◆ RAW DATA
↓↓↓
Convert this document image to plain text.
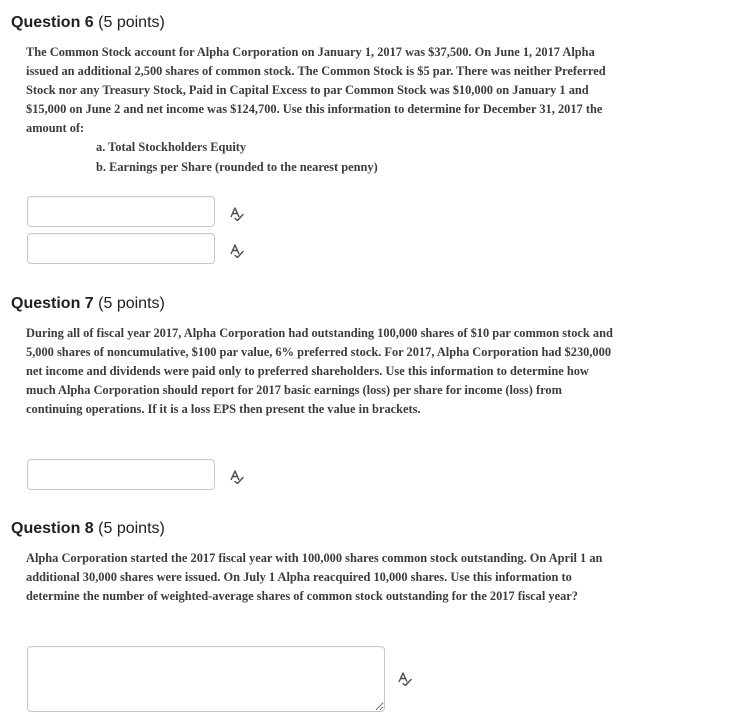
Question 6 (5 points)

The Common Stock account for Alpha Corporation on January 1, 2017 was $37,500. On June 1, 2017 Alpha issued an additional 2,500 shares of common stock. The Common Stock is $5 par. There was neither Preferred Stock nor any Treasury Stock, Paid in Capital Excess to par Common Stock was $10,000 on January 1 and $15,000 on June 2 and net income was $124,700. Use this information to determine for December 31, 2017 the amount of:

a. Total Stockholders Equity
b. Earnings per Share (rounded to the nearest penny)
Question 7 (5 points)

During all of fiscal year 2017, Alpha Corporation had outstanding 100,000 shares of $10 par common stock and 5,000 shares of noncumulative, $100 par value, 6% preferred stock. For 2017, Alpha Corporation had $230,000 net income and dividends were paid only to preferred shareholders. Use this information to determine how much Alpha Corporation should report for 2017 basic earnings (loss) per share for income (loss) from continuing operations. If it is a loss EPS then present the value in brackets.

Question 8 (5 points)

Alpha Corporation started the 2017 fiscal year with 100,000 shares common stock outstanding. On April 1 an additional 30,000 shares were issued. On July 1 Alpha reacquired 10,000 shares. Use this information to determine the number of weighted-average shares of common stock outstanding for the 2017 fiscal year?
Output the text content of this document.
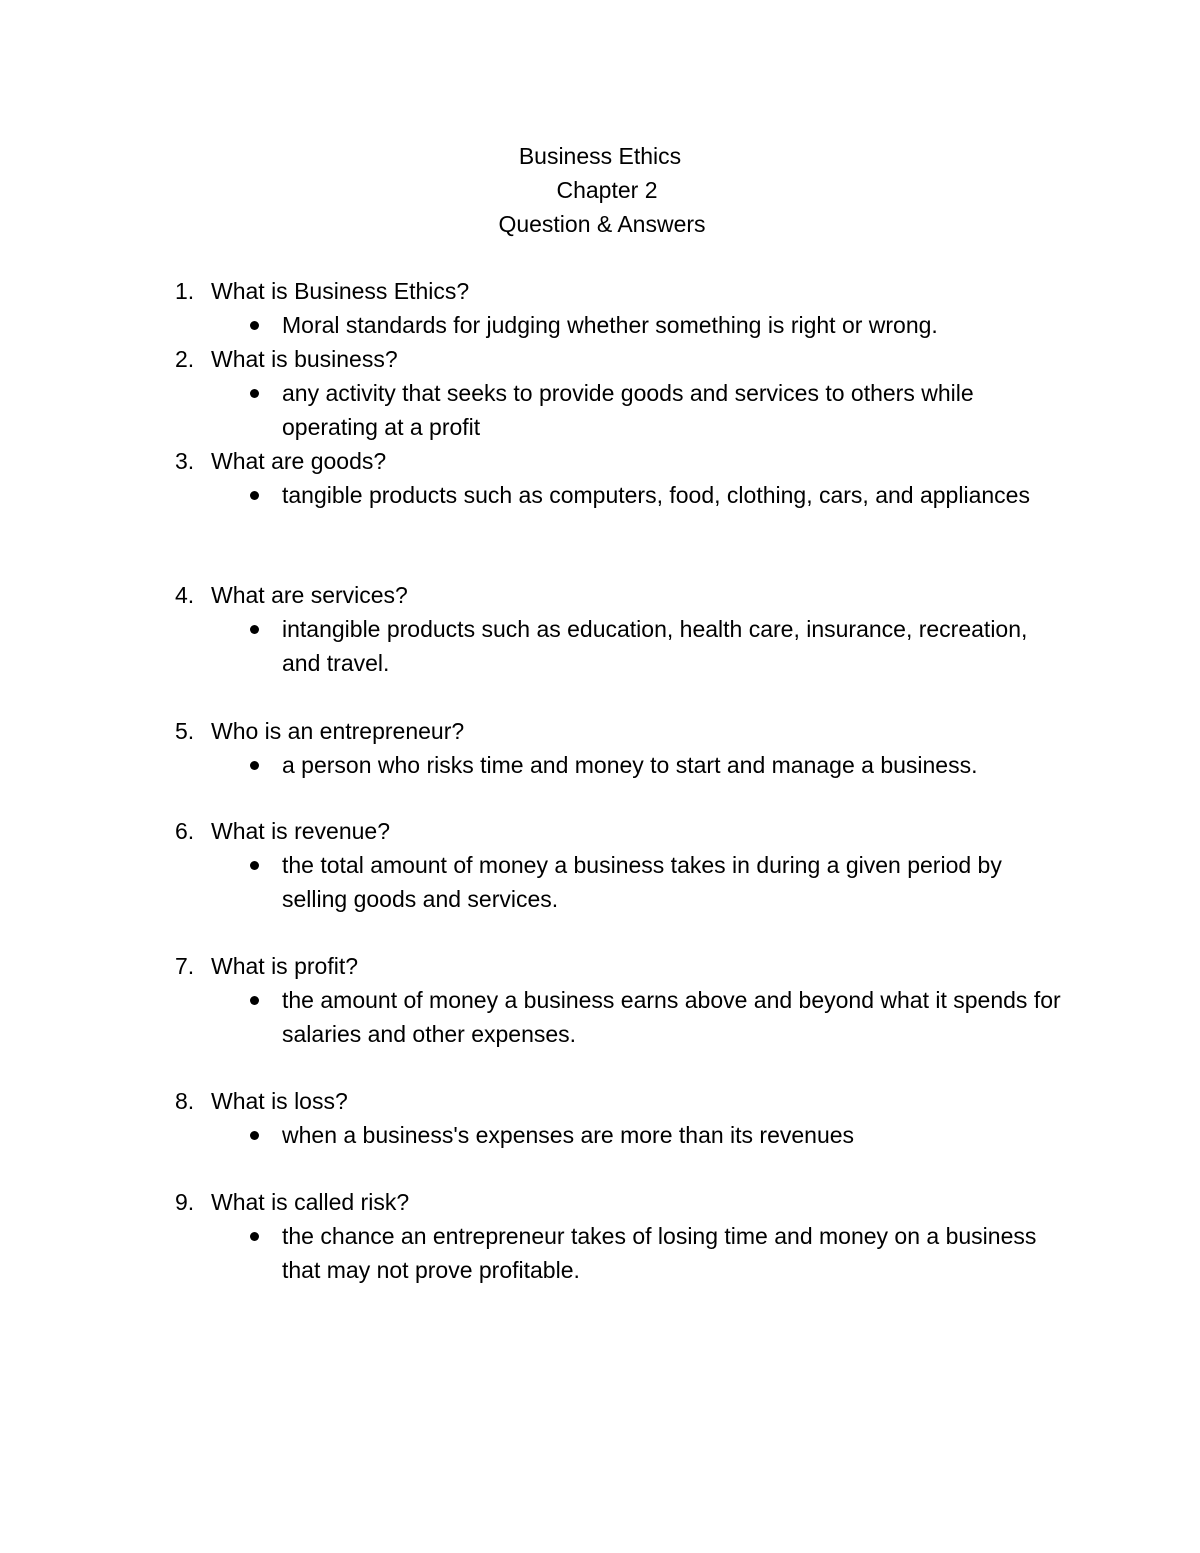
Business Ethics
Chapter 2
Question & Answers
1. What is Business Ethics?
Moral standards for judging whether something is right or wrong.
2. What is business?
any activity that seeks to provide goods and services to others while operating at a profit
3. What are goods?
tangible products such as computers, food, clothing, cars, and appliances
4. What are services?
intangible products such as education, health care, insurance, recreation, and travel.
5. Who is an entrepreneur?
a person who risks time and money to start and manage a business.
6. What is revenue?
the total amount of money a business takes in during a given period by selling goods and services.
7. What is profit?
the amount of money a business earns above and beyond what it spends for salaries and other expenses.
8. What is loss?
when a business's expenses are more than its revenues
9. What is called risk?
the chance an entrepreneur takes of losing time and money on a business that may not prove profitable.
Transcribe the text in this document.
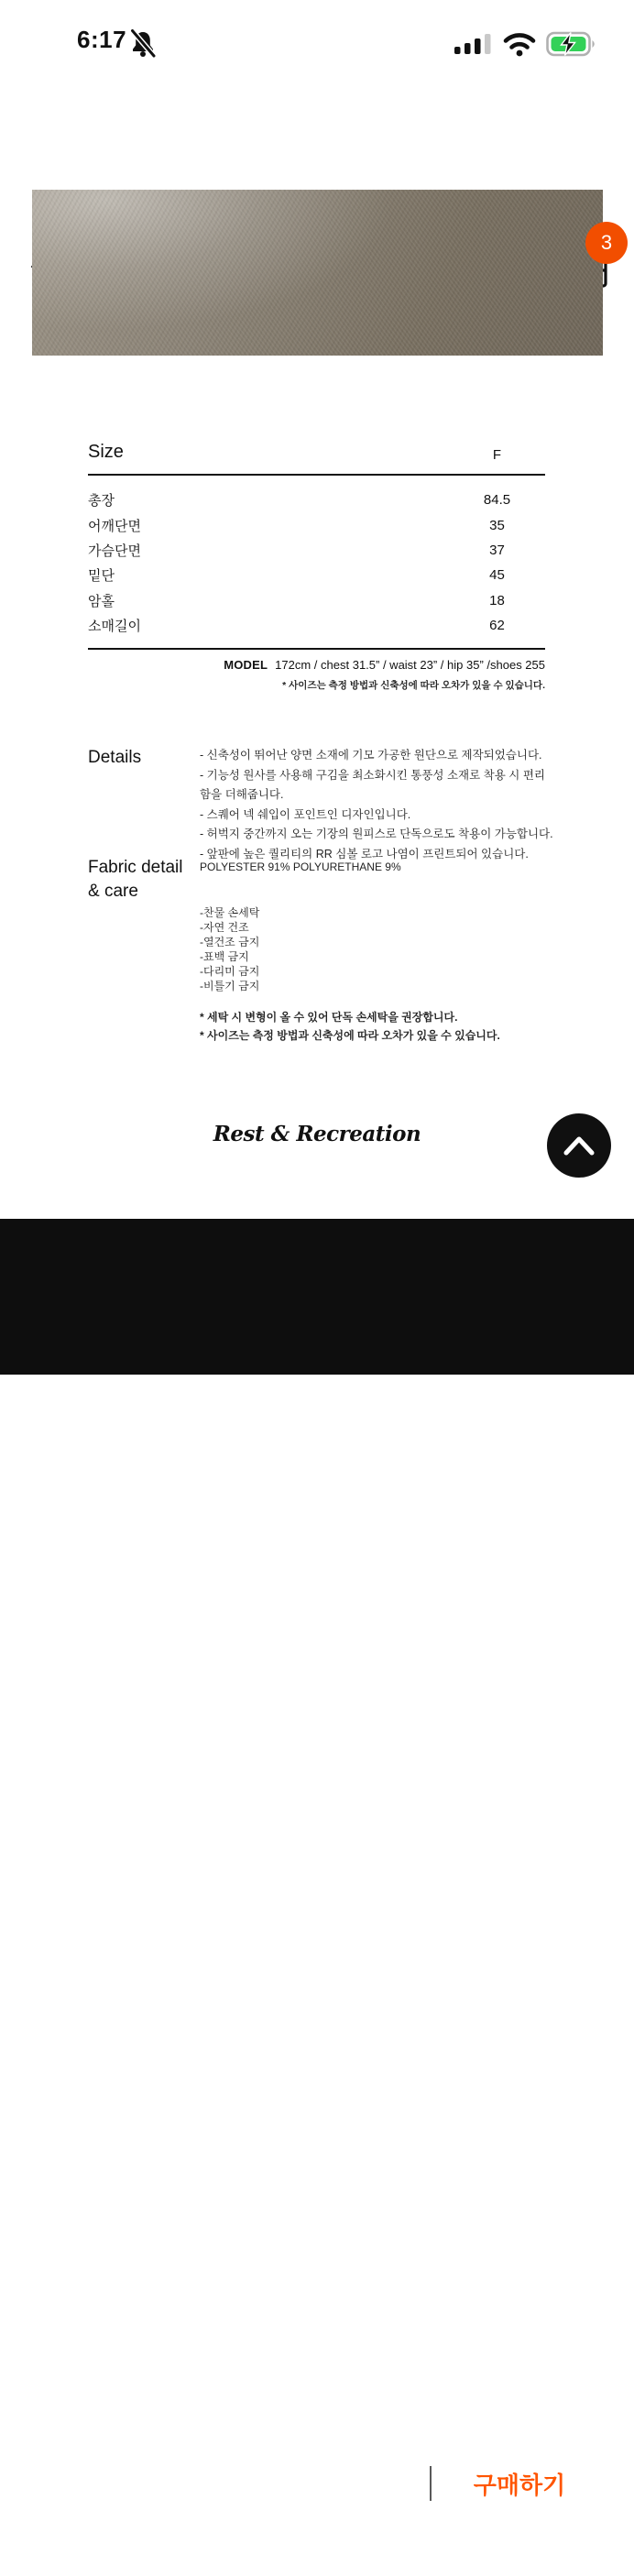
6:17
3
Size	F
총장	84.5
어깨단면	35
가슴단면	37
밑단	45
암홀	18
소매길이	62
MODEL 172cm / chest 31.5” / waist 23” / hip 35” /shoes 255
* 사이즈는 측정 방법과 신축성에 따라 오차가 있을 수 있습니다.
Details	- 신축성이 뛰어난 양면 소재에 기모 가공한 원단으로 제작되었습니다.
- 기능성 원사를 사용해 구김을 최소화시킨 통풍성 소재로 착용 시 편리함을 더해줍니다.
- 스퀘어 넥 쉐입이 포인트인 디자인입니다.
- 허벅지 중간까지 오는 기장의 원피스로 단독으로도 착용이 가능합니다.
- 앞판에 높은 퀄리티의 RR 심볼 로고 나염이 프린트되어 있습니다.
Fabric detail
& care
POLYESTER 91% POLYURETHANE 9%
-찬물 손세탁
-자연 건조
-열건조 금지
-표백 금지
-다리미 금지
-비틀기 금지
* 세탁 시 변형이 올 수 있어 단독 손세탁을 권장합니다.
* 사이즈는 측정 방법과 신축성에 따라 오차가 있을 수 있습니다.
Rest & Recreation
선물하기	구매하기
↑↑↑
◆ WHAT TO PRODUCE
Every line from the one containing "Transcribe the text in this document." through the last line of the data is to be retyped exactly, with nothing added and no pictures included.

◆ FULL RESPONSE
Transcribe the text in this document.
6:17
3
Size	F
총장	84.5
어깨단면	35
가슴단면	37
밑단	45
암홀	18
소매길이	62
MODEL 172cm / chest 31.5” / waist 23” / hip 35” /shoes 255
* 사이즈는 측정 방법과 신축성에 따라 오차가 있을 수 있습니다.
Details	- 신축성이 뛰어난 양면 소재에 기모 가공한 원단으로 제작되었습니다.
- 기능성 원사를 사용해 구김을 최소화시킨 통풍성 소재로 착용 시 편리함을 더해줍니다.
- 스퀘어 넥 쉐입이 포인트인 디자인입니다.
- 허벅지 중간까지 오는 기장의 원피스로 단독으로도 착용이 가능합니다.
- 앞판에 높은 퀄리티의 RR 심볼 로고 나염이 프린트되어 있습니다.
Fabric detail
& care
POLYESTER 91% POLYURETHANE 9%
-찬물 손세탁
-자연 건조
-열건조 금지
-표백 금지
-다리미 금지
-비틀기 금지
* 세탁 시 변형이 올 수 있어 단독 손세탁을 권장합니다.
* 사이즈는 측정 방법과 신축성에 따라 오차가 있을 수 있습니다.
Rest & Recreation
선물하기	구매하기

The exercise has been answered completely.